**What the task requires:**
Look through the listing below and give the number of lines that hold "girl". Say nothing more.
•••
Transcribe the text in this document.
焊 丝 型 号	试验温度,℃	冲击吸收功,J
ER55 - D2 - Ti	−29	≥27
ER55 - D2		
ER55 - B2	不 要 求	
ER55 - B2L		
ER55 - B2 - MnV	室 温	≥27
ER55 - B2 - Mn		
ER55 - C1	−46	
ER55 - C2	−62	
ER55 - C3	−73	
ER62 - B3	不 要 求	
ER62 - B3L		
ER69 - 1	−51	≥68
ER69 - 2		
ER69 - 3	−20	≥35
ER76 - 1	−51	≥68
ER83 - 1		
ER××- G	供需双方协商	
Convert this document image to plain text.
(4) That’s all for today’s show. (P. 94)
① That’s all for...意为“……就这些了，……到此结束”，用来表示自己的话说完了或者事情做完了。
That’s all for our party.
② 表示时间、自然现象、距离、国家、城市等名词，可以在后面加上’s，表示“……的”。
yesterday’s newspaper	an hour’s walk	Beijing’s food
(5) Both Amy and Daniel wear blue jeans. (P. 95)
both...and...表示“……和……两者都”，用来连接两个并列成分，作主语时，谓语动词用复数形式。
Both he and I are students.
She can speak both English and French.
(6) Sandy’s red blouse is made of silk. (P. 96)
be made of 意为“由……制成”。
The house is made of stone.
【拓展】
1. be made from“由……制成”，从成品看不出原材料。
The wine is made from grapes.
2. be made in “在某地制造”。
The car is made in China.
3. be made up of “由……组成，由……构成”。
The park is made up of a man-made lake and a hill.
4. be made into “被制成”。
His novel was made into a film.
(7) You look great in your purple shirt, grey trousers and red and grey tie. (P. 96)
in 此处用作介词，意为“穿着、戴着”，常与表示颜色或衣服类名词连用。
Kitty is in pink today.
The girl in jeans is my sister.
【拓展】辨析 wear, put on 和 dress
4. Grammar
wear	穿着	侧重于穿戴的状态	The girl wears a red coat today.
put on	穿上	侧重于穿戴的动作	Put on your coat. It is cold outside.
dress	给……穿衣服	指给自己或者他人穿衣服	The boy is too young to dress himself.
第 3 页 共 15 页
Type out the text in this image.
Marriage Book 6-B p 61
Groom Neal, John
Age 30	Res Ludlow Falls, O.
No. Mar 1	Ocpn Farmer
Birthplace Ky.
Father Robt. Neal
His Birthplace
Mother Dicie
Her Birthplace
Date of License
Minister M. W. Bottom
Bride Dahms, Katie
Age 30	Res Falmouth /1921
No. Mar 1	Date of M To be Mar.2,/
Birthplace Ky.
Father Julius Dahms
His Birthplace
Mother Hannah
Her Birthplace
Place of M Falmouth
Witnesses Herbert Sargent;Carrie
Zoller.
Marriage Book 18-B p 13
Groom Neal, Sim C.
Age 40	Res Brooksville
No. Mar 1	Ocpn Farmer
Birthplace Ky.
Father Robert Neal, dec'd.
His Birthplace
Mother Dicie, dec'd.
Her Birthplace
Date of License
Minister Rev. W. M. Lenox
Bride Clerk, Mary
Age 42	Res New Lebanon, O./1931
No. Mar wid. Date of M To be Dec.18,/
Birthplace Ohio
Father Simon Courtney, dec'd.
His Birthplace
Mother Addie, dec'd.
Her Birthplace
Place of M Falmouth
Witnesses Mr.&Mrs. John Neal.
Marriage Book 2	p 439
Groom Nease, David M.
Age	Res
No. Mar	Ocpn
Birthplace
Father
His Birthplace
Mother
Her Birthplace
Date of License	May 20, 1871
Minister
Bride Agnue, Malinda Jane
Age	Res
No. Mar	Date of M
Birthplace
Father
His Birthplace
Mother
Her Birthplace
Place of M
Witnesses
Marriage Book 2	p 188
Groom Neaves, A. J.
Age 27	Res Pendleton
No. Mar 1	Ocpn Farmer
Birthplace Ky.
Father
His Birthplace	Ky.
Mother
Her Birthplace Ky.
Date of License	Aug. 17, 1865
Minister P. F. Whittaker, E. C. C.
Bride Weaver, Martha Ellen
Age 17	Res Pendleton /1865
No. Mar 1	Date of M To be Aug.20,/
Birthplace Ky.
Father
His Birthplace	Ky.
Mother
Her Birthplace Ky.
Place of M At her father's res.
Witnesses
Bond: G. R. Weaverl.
•••
**Output below:**
2